EXERCISE GOAL: Rewrite the lines from the first one through the one containing "region-cyprus[interactable] <box>949 804", substituting "clickable" for every "interactable" and changing nothing else.

Box annotation data:
## BEGIN
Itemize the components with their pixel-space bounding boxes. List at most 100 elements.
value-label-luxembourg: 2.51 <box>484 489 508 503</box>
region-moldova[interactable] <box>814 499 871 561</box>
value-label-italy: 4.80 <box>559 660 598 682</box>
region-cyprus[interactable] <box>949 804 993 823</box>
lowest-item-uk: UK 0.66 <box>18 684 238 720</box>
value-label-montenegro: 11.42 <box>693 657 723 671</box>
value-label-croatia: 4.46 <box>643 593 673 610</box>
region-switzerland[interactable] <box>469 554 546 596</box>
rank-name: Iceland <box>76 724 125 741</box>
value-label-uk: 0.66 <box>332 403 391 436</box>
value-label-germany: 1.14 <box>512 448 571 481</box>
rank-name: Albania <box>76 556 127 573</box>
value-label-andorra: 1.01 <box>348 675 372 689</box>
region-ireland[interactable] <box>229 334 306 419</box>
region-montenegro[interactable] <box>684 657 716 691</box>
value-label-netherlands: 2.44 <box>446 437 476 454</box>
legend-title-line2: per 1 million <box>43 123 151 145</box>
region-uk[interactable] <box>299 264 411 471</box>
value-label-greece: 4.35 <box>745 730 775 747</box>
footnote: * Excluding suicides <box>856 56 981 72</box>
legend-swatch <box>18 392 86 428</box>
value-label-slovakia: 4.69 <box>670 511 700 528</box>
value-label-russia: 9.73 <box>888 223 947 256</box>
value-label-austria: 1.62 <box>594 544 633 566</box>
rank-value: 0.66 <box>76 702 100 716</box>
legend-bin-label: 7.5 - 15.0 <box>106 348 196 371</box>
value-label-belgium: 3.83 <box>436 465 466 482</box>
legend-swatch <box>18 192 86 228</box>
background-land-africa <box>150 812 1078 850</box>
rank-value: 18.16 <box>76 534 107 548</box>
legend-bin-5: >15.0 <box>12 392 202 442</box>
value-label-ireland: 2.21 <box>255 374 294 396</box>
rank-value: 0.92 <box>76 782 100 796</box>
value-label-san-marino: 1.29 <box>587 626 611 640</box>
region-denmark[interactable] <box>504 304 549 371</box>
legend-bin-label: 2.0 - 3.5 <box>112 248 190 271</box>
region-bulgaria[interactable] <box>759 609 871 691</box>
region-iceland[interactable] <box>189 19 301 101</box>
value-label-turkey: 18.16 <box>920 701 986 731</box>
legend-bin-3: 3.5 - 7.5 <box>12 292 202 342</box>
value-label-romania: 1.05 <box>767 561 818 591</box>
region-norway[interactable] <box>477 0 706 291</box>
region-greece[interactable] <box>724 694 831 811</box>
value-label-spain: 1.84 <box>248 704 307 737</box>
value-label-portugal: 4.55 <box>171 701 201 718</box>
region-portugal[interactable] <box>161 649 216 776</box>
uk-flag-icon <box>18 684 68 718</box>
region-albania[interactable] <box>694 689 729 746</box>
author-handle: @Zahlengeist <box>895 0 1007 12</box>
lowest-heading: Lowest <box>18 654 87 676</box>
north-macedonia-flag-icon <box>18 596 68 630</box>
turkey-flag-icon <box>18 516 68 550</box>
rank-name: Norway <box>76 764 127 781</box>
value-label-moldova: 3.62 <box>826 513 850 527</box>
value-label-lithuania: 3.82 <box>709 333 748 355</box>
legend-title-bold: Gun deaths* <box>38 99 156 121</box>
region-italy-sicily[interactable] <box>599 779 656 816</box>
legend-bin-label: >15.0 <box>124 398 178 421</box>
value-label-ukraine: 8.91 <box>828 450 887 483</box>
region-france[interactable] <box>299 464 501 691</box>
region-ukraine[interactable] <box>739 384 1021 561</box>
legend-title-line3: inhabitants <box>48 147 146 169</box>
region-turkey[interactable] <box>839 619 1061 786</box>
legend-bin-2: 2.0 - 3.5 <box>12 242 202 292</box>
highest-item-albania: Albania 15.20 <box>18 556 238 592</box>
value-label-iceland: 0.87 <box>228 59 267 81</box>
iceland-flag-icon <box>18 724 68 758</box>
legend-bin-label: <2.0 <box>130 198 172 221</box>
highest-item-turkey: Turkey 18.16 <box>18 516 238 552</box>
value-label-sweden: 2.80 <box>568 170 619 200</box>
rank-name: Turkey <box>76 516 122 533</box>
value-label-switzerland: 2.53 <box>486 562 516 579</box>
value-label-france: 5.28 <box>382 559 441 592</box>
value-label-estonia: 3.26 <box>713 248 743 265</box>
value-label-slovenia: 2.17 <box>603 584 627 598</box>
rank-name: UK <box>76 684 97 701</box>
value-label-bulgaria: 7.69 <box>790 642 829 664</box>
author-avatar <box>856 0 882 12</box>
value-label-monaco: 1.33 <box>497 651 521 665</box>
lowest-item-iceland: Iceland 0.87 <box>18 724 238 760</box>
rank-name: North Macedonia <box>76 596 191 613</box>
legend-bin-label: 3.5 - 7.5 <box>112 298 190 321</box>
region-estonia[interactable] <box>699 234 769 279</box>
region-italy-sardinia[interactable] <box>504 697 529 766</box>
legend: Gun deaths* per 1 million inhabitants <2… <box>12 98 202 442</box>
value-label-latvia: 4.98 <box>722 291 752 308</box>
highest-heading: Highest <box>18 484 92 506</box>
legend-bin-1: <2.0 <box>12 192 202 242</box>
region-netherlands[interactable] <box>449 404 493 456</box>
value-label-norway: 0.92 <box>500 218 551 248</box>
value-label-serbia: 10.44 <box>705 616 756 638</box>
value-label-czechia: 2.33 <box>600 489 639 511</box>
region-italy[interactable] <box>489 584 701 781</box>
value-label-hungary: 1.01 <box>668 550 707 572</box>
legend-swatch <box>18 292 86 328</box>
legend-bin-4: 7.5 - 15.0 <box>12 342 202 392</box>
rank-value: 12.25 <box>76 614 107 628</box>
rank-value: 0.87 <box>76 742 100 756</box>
## END
RESULT BELOW:
Itemize the components with their pixel-space bounding boxes. List at most 100 elements.
value-label-luxembourg: 2.51 <box>484 489 508 503</box>
region-moldova[clickable] <box>814 499 871 561</box>
value-label-italy: 4.80 <box>559 660 598 682</box>
region-cyprus[clickable] <box>949 804 993 823</box>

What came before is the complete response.